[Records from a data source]
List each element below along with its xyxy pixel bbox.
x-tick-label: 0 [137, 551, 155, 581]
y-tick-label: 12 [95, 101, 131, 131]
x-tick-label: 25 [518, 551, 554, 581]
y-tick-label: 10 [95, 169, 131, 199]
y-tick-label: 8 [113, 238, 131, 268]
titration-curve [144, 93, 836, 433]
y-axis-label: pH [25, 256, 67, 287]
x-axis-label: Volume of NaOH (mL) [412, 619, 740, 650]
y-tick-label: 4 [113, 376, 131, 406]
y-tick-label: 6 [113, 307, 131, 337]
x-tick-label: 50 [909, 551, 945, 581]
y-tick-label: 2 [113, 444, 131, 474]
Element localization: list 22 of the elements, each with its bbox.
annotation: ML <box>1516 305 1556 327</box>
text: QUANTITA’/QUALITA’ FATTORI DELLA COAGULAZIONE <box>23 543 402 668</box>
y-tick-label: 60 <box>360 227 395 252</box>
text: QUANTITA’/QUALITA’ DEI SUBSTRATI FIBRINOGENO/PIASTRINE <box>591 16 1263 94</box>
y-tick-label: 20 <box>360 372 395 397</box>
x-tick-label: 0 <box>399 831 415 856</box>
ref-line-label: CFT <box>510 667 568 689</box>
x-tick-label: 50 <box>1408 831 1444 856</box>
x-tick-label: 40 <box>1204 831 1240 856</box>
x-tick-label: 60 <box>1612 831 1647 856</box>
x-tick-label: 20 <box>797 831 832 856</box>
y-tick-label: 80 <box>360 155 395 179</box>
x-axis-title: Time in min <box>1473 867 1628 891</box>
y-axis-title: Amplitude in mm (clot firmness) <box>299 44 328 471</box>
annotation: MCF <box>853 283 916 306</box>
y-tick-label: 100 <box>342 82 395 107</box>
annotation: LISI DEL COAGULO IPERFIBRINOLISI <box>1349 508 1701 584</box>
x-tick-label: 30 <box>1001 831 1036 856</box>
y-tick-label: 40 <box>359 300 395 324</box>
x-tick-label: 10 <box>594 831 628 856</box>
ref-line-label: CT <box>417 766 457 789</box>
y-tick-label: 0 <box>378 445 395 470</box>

**WHAT IS EXPECTED:**
Reproduce the complete listing above, renaming every instance of "y-tick-label" to "y-axis-tick-label" and leaving every other character unchanged.

**RESULT FOR THIS TASK:**
List each element below along with its xyxy pixel bbox.
x-tick-label: 0 [137, 551, 155, 581]
y-axis-tick-label: 12 [95, 101, 131, 131]
x-tick-label: 25 [518, 551, 554, 581]
y-axis-tick-label: 10 [95, 169, 131, 199]
y-axis-tick-label: 8 [113, 238, 131, 268]
titration-curve [144, 93, 836, 433]
y-axis-label: pH [25, 256, 67, 287]
x-axis-label: Volume of NaOH (mL) [412, 619, 740, 650]
y-axis-tick-label: 4 [113, 376, 131, 406]
y-axis-tick-label: 6 [113, 307, 131, 337]
x-tick-label: 50 [909, 551, 945, 581]
y-axis-tick-label: 2 [113, 444, 131, 474]
Element localization: list 22 of the elements, each with its bbox.
annotation: ML <box>1516 305 1556 327</box>
text: QUANTITA’/QUALITA’ FATTORI DELLA COAGULAZIONE <box>23 543 402 668</box>
y-axis-tick-label: 60 <box>360 227 395 252</box>
text: QUANTITA’/QUALITA’ DEI SUBSTRATI FIBRINOGENO/PIASTRINE <box>591 16 1263 94</box>
y-axis-tick-label: 20 <box>360 372 395 397</box>
x-tick-label: 0 <box>399 831 415 856</box>
ref-line-label: CFT <box>510 667 568 689</box>
x-tick-label: 50 <box>1408 831 1444 856</box>
x-tick-label: 40 <box>1204 831 1240 856</box>
x-tick-label: 60 <box>1612 831 1647 856</box>
x-tick-label: 20 <box>797 831 832 856</box>
y-axis-tick-label: 80 <box>360 155 395 179</box>
x-axis-title: Time in min <box>1473 867 1628 891</box>
y-axis-title: Amplitude in mm (clot firmness) <box>299 44 328 471</box>
annotation: MCF <box>853 283 916 306</box>
y-axis-tick-label: 100 <box>342 82 395 107</box>
annotation: LISI DEL COAGULO IPERFIBRINOLISI <box>1349 508 1701 584</box>
x-tick-label: 30 <box>1001 831 1036 856</box>
y-axis-tick-label: 40 <box>359 300 395 324</box>
x-tick-label: 10 <box>594 831 628 856</box>
ref-line-label: CT <box>417 766 457 789</box>
y-axis-tick-label: 0 <box>378 445 395 470</box>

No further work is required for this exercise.